>>>>>

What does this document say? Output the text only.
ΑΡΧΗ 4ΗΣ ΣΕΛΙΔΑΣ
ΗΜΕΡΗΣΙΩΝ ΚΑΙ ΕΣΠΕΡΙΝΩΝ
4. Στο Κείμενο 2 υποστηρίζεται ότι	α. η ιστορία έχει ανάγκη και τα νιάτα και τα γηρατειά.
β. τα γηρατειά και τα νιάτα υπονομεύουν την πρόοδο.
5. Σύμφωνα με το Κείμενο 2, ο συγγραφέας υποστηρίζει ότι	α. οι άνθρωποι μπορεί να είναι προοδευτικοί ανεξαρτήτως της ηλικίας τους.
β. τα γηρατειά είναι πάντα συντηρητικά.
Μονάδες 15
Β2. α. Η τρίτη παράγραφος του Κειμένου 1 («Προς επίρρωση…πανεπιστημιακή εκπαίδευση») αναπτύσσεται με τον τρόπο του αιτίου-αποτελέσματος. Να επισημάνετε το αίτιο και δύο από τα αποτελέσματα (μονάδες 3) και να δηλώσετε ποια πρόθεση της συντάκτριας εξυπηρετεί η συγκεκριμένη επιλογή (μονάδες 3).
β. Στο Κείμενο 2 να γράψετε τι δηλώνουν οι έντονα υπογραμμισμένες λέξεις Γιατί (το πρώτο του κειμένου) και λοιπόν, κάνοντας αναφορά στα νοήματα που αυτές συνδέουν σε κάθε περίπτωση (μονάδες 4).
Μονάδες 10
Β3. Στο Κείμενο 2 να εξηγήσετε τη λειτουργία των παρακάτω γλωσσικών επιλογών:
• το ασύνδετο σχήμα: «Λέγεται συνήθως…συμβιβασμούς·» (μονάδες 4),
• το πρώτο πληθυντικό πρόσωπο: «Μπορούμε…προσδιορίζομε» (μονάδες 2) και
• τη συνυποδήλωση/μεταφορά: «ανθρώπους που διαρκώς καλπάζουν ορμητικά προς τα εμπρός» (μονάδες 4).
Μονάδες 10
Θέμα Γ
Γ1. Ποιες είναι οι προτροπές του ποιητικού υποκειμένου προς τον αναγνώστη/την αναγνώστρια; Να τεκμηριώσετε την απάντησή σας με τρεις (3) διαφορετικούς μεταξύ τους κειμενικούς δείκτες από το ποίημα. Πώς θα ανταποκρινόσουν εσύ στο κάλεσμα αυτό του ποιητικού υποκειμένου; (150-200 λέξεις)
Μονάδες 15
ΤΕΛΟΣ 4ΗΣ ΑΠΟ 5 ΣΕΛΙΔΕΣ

<<<<<

Go through the records and pull out each line that includes the word "νιάτα".

■ ANSWER FOR THIS EXERCISE ■
4. Στο Κείμενο 2 υποστηρίζεται ότι	α. η ιστορία έχει ανάγκη και τα νιάτα και τα γηρατειά.
β. τα γηρατειά και τα νιάτα υπονομεύουν την πρόοδο.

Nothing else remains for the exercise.